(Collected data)

┏━━

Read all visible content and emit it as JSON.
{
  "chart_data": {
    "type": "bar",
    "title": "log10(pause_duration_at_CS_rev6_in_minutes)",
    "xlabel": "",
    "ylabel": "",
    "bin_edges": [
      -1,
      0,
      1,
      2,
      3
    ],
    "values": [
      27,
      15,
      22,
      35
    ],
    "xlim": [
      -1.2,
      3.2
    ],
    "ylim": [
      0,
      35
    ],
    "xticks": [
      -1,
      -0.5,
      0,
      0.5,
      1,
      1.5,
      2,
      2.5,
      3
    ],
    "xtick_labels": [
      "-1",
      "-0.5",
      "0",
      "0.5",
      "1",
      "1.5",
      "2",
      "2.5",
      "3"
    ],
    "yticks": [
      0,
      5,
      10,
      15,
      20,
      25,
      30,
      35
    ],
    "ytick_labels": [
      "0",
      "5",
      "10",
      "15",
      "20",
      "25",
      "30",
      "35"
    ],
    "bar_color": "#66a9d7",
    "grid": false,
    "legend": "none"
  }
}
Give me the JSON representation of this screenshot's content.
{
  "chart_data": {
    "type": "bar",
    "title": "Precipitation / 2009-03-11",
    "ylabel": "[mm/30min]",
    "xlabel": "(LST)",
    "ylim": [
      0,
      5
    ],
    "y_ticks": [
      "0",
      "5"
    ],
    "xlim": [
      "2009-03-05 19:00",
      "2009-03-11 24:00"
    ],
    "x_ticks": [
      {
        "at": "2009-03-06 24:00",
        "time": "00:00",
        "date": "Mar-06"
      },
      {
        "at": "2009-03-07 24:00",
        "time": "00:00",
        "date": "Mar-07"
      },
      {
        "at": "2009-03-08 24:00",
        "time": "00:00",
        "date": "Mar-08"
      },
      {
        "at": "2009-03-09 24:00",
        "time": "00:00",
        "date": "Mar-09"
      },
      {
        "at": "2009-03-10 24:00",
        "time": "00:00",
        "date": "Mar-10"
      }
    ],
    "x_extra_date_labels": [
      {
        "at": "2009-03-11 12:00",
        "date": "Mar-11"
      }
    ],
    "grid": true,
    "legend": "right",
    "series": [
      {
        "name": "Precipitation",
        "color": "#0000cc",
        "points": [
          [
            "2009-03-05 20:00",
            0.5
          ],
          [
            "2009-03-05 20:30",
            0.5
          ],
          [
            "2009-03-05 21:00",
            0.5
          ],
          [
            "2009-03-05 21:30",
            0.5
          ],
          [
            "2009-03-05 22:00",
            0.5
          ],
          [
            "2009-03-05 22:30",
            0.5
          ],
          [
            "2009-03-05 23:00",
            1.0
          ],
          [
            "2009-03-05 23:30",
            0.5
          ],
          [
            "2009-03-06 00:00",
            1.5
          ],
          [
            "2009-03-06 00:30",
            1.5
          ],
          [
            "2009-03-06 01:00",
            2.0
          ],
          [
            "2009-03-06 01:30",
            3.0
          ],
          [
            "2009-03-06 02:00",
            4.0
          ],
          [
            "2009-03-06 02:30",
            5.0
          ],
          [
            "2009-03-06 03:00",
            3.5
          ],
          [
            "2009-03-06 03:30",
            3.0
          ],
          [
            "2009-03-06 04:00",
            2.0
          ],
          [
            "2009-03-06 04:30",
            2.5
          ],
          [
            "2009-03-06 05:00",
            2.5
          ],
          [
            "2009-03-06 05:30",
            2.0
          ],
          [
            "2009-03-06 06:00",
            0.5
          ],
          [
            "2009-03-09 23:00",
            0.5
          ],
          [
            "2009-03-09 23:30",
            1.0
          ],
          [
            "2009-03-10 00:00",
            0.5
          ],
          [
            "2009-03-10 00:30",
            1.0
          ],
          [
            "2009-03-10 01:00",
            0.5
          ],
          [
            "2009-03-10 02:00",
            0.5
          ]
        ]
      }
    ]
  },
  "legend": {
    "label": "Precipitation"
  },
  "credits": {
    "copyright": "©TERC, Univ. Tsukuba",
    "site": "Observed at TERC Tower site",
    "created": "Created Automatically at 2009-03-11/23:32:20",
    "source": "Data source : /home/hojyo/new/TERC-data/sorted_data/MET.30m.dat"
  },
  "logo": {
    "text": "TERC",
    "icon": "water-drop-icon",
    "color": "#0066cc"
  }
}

┗━━

■ Exercise aim ■
Copy each line of the data that contains the word "Precipitation".

■ Full answer ■
    "title": "Precipitation / 2009-03-11",
        "name": "Precipitation",
    "label": "Precipitation"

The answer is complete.